# Axminster Evolution Chuck Delivery Problems



## Aden30mm (12 Mar 2013)

I have had the Axminster Evolution chuck on back order since mid Jan this year. I followed up delivery this week and have been told they have had some manufacturing problems, and could not give a timeline for delivery.

OK they wrote to me and told me (early Feb) that they would deliver by end of February which was appreciated. However, I am now getting a tad hacked off, as it seems that they advertised an item that seems was nowhere near ready for market.

Quite unlike Axminster as there customer service is normally acceptable.

Finally, anyone out there waiting for or even has an evolution chuck. Alternatively, anyone know of anyone who has one. 

Regards

Aden


----------



## graduate_owner (12 Mar 2013)

I want one for my Graduate, and was told by Axmxinster on Saturday that it could be as long as June, although 3-4 weeks was more likely. I spoke to someone in a local turning club who has the Evolution, and he's very impressed. He has a few other chucks and reckoned the Evolution is as good as any of them. Also he mentioned the fact that the thread is machined directly into the chuck body, which gives less overhang and less strain on bearings (but the down side is that you may not be able to change just inserts if you change your lathe - not sure about this though)

Still - I want one. I shall be ordering one this week.

K


----------



## Aden30mm (12 Mar 2013)

Is that June 2013??


----------



## CHJ (12 Mar 2013)

graduate_owner":3ouraa7l said:


> ....
> Still - I want one. I shall be ordering one this week.
> 
> K




Best of luck They are not currently listed on the Site


----------



## moby (13 Mar 2013)

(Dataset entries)
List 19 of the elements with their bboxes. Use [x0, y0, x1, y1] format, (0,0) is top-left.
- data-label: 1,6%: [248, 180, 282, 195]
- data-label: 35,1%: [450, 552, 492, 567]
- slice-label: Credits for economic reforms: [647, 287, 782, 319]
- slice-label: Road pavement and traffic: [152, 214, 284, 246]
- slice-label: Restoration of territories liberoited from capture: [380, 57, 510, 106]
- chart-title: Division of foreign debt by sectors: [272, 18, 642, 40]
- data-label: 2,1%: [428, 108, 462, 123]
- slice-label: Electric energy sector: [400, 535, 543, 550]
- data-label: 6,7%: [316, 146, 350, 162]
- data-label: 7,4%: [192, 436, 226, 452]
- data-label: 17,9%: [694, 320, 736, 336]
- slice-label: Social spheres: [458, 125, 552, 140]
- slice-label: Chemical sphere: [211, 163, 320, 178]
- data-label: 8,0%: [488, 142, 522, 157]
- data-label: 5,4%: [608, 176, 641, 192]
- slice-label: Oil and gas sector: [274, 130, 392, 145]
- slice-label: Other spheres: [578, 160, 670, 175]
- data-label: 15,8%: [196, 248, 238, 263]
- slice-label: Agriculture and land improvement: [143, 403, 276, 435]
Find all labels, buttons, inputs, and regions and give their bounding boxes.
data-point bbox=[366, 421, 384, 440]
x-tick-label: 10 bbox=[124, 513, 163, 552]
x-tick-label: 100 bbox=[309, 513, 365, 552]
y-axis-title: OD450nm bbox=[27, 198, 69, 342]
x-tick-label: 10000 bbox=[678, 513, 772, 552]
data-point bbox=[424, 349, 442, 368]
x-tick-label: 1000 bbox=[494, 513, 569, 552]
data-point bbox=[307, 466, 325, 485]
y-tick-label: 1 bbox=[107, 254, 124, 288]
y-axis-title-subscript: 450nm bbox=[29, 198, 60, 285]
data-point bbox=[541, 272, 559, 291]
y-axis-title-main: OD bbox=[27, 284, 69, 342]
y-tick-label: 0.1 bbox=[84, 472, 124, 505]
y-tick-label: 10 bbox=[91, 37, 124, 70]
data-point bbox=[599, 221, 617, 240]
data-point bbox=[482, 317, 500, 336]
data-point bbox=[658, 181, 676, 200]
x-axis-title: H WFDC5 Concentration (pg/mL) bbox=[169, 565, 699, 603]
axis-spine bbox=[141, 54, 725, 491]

▶ [Exercise instructions]
**A)** Using the forum thread on the Axminster Evolution chuck, answer these:
(i) Since when has Aden30mm had the chuck on back order?
(ii) What delivery timeframe did Axminster give graduate_owner on Saturday?
(iii) What does CHJ say about the chuck's listing on the site?
**B)** Continue the forum thread on the Axminster Evolution chuck from where it stops.

▶ [Solved tasks]
**A)**
(i) Since mid January of that year.
(ii) Possibly as long as June, though 3-4 weeks was more likely.
(iii) It is not currently listed on the site.

**B)**
i emailed axminster with an enquiry when i started out november last year. to date i have not received a reply. i am currently looking for another supplier.


----------



## =Adam= (13 Mar 2013)

I am also in the same situation.

I have got a jet 1642 and would like to get a decent chuck setup however I am confused as to what to get 

I like the idea of the evolution chuck but the long time delays and the mixed reviews put me off 

I may just buy the goliath for the time being and then upgrade if/when they sort out the evolution.


----------



## eribaMotters (13 Mar 2013)

Late and incomplete deliveries, back orders, incorrect deliveries. These now seem to be the norm with Axminster. At school we are often ordering something every week from them, and I cannot recall when we had a correct and full order delivery off them. 
Before X-Mas we ordered 2 x lathes and chucks, 3 x cabinet bases and a pillar drill. Lathes arrived on time, but no chucks until end of Feb. Cabinet bases very poor, one missing a hinge that we have just received. Still no key-less chuck for the pillar drill.

If an item is not in stock we go elsewhere if we can. This is such a shame and seems to coincide with the Brimarc colaboration and expansion of shops.

Colin


----------



## tekno.mage (13 Mar 2013)

I've seen and held in my hand one of those chucks. It was at the end of last year and it had just been bought by a member of our woodturning club. I don't know if he ordered it from Axminster by phone or online or if he actually visited their shop and got it there.

On the matter of delays & problems, our club ordered a AT1416VS lathe and extension bed from Axminster in January. The lathe arrived the next day - but only worked for a week and had to be replaced (dead inverter), which they did fairly promptly and with no quibbles. The replacement unit seems ok - but the extension bed is on back order and I was told it should arrive "approximately April" - which I take to mean whenever the container from China turns up! It's annoying because we can't get on a build a proper stand for the lathe until the extension bed arrives.


----------



## Aden30mm (13 Mar 2013)

Colin

I bought a item from Warco but was pleasantly surprised at customer services they provided. They do supply to schools as well, both for woodwork & metalwork machines. Website is pretty good just Google the company. I have no affiliation with them except as a past buyer.


It seems to me that the adage that the customer is king is dead and buried. My take is as a customer all I want is for these companies to say what they mean and mean what they say. Small hobby users pay upfront and deserve a better service. I don't want to kick Axminster but it seems the same level across the board, or am I being a tad cynical.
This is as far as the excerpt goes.